-- begin Exercise data --

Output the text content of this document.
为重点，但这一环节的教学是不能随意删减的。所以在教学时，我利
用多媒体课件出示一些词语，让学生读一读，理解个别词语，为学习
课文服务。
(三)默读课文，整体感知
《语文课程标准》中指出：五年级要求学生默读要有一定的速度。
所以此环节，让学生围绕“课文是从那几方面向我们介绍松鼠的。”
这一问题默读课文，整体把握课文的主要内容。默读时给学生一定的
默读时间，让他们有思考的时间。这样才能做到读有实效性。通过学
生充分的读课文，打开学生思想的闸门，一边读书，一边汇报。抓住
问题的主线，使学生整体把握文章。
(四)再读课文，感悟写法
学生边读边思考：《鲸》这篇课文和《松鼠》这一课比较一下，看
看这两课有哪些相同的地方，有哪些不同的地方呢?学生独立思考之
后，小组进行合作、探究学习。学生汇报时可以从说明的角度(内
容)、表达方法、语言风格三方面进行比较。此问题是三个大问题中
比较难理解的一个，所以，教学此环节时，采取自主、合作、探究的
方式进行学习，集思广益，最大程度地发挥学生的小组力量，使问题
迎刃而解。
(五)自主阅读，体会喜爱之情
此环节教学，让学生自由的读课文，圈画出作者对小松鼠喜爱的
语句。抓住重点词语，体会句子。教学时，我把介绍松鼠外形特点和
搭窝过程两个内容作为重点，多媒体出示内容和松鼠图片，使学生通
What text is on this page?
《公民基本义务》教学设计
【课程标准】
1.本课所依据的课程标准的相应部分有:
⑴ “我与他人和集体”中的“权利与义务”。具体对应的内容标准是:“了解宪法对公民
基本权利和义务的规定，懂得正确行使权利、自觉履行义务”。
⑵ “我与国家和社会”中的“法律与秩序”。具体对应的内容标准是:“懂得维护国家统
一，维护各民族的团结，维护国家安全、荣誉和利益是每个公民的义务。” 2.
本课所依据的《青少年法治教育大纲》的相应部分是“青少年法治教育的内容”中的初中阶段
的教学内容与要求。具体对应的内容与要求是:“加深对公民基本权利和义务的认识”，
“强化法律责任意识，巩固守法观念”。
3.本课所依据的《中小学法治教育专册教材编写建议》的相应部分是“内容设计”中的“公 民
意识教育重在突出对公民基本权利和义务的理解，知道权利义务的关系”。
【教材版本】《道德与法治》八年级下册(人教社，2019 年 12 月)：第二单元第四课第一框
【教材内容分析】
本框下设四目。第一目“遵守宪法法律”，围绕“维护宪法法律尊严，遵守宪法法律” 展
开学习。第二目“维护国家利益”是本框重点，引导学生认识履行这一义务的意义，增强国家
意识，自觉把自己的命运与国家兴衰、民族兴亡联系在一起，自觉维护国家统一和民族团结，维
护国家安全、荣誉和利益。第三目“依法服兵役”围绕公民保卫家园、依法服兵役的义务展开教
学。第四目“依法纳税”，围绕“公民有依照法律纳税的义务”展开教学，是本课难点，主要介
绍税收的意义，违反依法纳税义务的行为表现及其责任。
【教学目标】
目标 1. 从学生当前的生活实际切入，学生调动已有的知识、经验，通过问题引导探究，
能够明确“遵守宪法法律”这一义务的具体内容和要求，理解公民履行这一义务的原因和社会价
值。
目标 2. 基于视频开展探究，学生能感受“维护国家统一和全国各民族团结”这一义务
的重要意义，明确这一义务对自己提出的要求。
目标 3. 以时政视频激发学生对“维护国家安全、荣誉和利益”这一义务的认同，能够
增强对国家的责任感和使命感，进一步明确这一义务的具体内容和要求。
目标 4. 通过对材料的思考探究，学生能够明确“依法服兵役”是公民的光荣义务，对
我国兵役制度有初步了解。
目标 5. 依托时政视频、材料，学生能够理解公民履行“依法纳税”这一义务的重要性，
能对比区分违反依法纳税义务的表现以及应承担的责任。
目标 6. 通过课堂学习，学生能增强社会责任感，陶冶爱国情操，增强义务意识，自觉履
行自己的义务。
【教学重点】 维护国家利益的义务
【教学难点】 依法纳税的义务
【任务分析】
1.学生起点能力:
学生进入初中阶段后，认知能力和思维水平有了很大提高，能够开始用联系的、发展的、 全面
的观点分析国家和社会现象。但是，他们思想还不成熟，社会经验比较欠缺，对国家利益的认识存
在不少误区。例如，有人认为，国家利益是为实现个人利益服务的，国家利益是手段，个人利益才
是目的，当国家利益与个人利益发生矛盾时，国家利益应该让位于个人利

-- end Exercise data --

Directive: Transcribe the whole listing with nothing added or left out.

Full response:
Output the text content of this document.
为重点，但这一环节的教学是不能随意删减的。所以在教学时，我利
用多媒体课件出示一些词语，让学生读一读，理解个别词语，为学习
课文服务。
(三)默读课文，整体感知
《语文课程标准》中指出：五年级要求学生默读要有一定的速度。
所以此环节，让学生围绕“课文是从那几方面向我们介绍松鼠的。”
这一问题默读课文，整体把握课文的主要内容。默读时给学生一定的
默读时间，让他们有思考的时间。这样才能做到读有实效性。通过学
生充分的读课文，打开学生思想的闸门，一边读书，一边汇报。抓住
问题的主线，使学生整体把握文章。
(四)再读课文，感悟写法
学生边读边思考：《鲸》这篇课文和《松鼠》这一课比较一下，看
看这两课有哪些相同的地方，有哪些不同的地方呢?学生独立思考之
后，小组进行合作、探究学习。学生汇报时可以从说明的角度(内
容)、表达方法、语言风格三方面进行比较。此问题是三个大问题中
比较难理解的一个，所以，教学此环节时，采取自主、合作、探究的
方式进行学习，集思广益，最大程度地发挥学生的小组力量，使问题
迎刃而解。
(五)自主阅读，体会喜爱之情
此环节教学，让学生自由的读课文，圈画出作者对小松鼠喜爱的
语句。抓住重点词语，体会句子。教学时，我把介绍松鼠外形特点和
搭窝过程两个内容作为重点，多媒体出示内容和松鼠图片，使学生通
What text is on this page?
《公民基本义务》教学设计
【课程标准】
1.本课所依据的课程标准的相应部分有:
⑴ “我与他人和集体”中的“权利与义务”。具体对应的内容标准是:“了解宪法对公民
基本权利和义务的规定，懂得正确行使权利、自觉履行义务”。
⑵ “我与国家和社会”中的“法律与秩序”。具体对应的内容标准是:“懂得维护国家统
一，维护各民族的团结，维护国家安全、荣誉和利益是每个公民的义务。” 2.
本课所依据的《青少年法治教育大纲》的相应部分是“青少年法治教育的内容”中的初中阶段
的教学内容与要求。具体对应的内容与要求是:“加深对公民基本权利和义务的认识”，
“强化法律责任意识，巩固守法观念”。
3.本课所依据的《中小学法治教育专册教材编写建议》的相应部分是“内容设计”中的“公 民
意识教育重在突出对公民基本权利和义务的理解，知道权利义务的关系”。
【教材版本】《道德与法治》八年级下册(人教社，2019 年 12 月)：第二单元第四课第一框
【教材内容分析】
本框下设四目。第一目“遵守宪法法律”，围绕“维护宪法法律尊严，遵守宪法法律” 展
开学习。第二目“维护国家利益”是本框重点，引导学生认识履行这一义务的意义，增强国家
意识，自觉把自己的命运与国家兴衰、民族兴亡联系在一起，自觉维护国家统一和民族团结，维
护国家安全、荣誉和利益。第三目“依法服兵役”围绕公民保卫家园、依法服兵役的义务展开教
学。第四目“依法纳税”，围绕“公民有依照法律纳税的义务”展开教学，是本课难点，主要介
绍税收的意义，违反依法纳税义务的行为表现及其责任。
【教学目标】
目标 1. 从学生当前的生活实际切入，学生调动已有的知识、经验，通过问题引导探究，
能够明确“遵守宪法法律”这一义务的具体内容和要求，理解公民履行这一义务的原因和社会价
值。
目标 2. 基于视频开展探究，学生能感受“维护国家统一和全国各民族团结”这一义务
的重要意义，明确这一义务对自己提出的要求。
目标 3. 以时政视频激发学生对“维护国家安全、荣誉和利益”这一义务的认同，能够
增强对国家的责任感和使命感，进一步明确这一义务的具体内容和要求。
目标 4. 通过对材料的思考探究，学生能够明确“依法服兵役”是公民的光荣义务，对
我国兵役制度有初步了解。
目标 5. 依托时政视频、材料，学生能够理解公民履行“依法纳税”这一义务的重要性，
能对比区分违反依法纳税义务的表现以及应承担的责任。
目标 6. 通过课堂学习，学生能增强社会责任感，陶冶爱国情操，增强义务意识，自觉履
行自己的义务。
【教学重点】 维护国家利益的义务
【教学难点】 依法纳税的义务
【任务分析】
1.学生起点能力:
学生进入初中阶段后，认知能力和思维水平有了很大提高，能够开始用联系的、发展的、 全面
的观点分析国家和社会现象。但是，他们思想还不成熟，社会经验比较欠缺，对国家利益的认识存
在不少误区。例如，有人认为，国家利益是为实现个人利益服务的，国家利益是手段，个人利益才
是目的，当国家利益与个人利益发生矛盾时，国家利益应该让位于个人利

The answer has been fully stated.